GIVEN EXERCISE: An exact copy of all the data is required, with pictures left out.

Extracted records:
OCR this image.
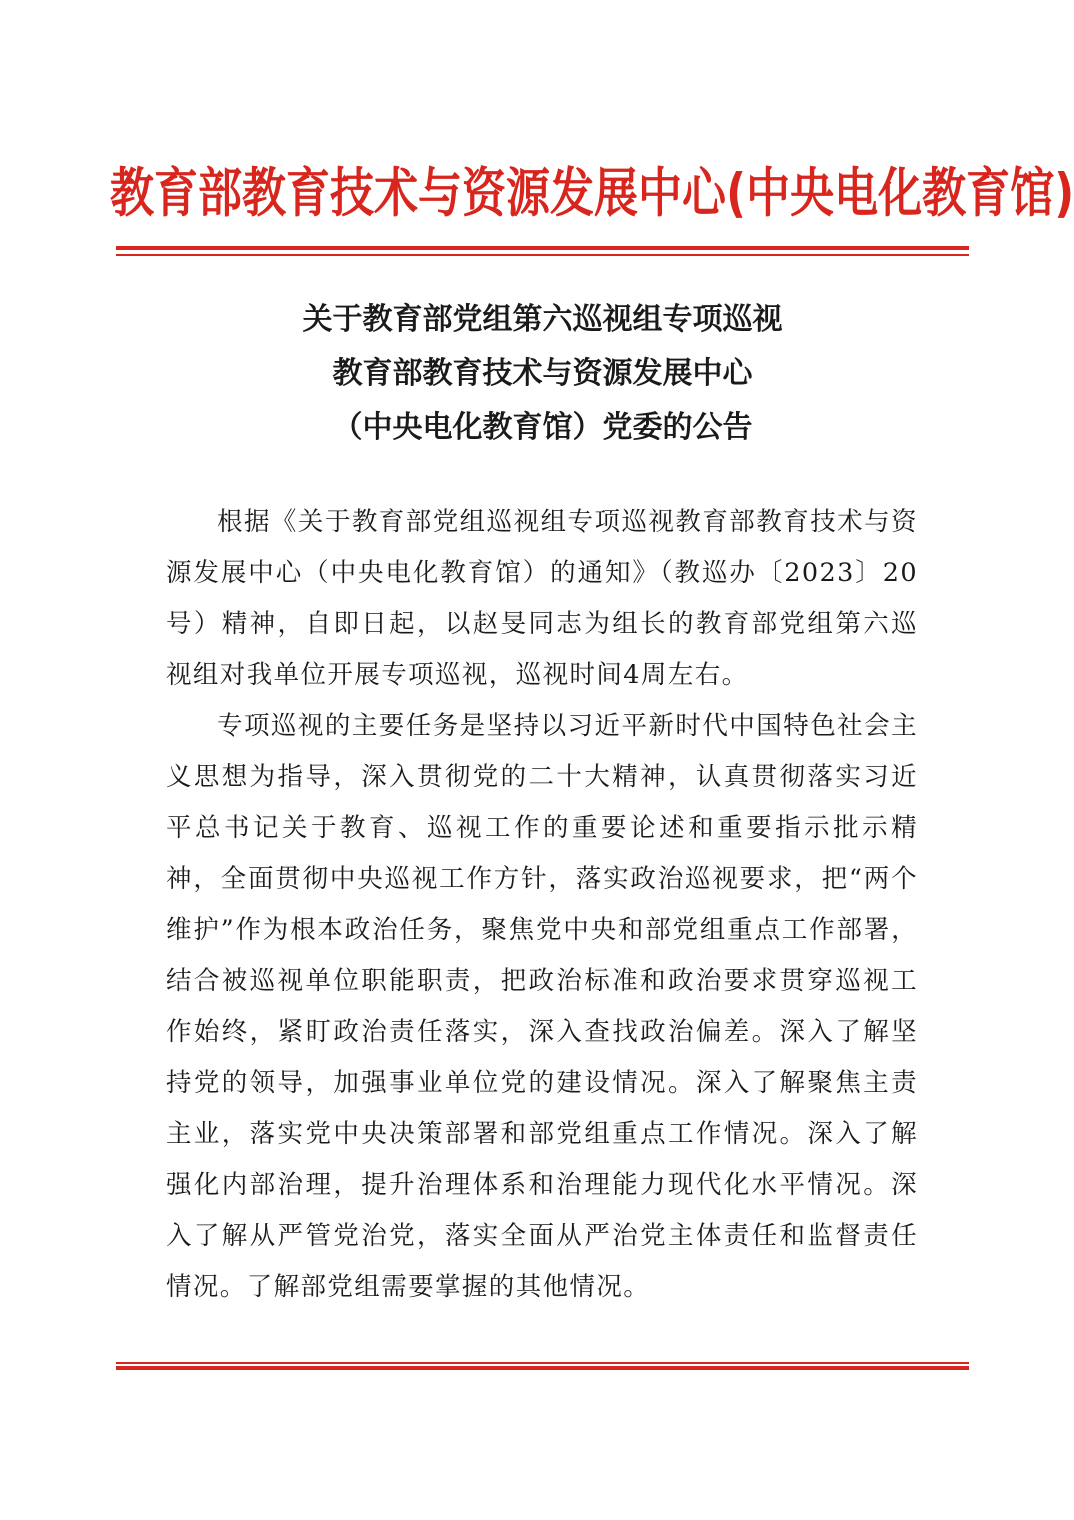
教育部教育技术与资源发展中心(中央电化教育馆)
关于教育部党组第六巡视组专项巡视
教育部教育技术与资源发展中心
（中央电化教育馆）党委的公告

根据《关于教育部党组巡视组专项巡视教育部教育技术与资源发展中心（中央电化教育馆）的通知》（教巡办〔2023〕20号）精神，自即日起，以赵旻同志为组长的教育部党组第六巡视组对我单位开展专项巡视，巡视时间4周左右。

专项巡视的主要任务是坚持以习近平新时代中国特色社会主义思想为指导，深入贯彻党的二十大精神，认真贯彻落实习近平总书记关于教育、巡视工作的重要论述和重要指示批示精神，全面贯彻中央巡视工作方针，落实政治巡视要求，把“两个维护”作为根本政治任务，聚焦党中央和部党组重点工作部署，结合被巡视单位职能职责，把政治标准和政治要求贯穿巡视工作始终，紧盯政治责任落实，深入查找政治偏差。深入了解坚持党的领导，加强事业单位党的建设情况。深入了解聚焦主责主业，落实党中央决策部署和部党组重点工作情况。深入了解强化内部治理，提升治理体系和治理能力现代化水平情况。深入了解从严管党治党，落实全面从严治党主体责任和监督责任情况。了解部党组需要掌握的其他情况。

OUTPUT OF THE TASK:
OCR this image.
教育部教育技术与资源发展中心(中央电化教育馆)
关于教育部党组第六巡视组专项巡视
教育部教育技术与资源发展中心
（中央电化教育馆）党委的公告

根据《关于教育部党组巡视组专项巡视教育部教育技术与资源发展中心（中央电化教育馆）的通知》（教巡办〔2023〕20号）精神，自即日起，以赵旻同志为组长的教育部党组第六巡视组对我单位开展专项巡视，巡视时间4周左右。

专项巡视的主要任务是坚持以习近平新时代中国特色社会主义思想为指导，深入贯彻党的二十大精神，认真贯彻落实习近平总书记关于教育、巡视工作的重要论述和重要指示批示精神，全面贯彻中央巡视工作方针，落实政治巡视要求，把“两个维护”作为根本政治任务，聚焦党中央和部党组重点工作部署，结合被巡视单位职能职责，把政治标准和政治要求贯穿巡视工作始终，紧盯政治责任落实，深入查找政治偏差。深入了解坚持党的领导，加强事业单位党的建设情况。深入了解聚焦主责主业，落实党中央决策部署和部党组重点工作情况。深入了解强化内部治理，提升治理体系和治理能力现代化水平情况。深入了解从严管党治党，落实全面从严治党主体责任和监督责任情况。了解部党组需要掌握的其他情况。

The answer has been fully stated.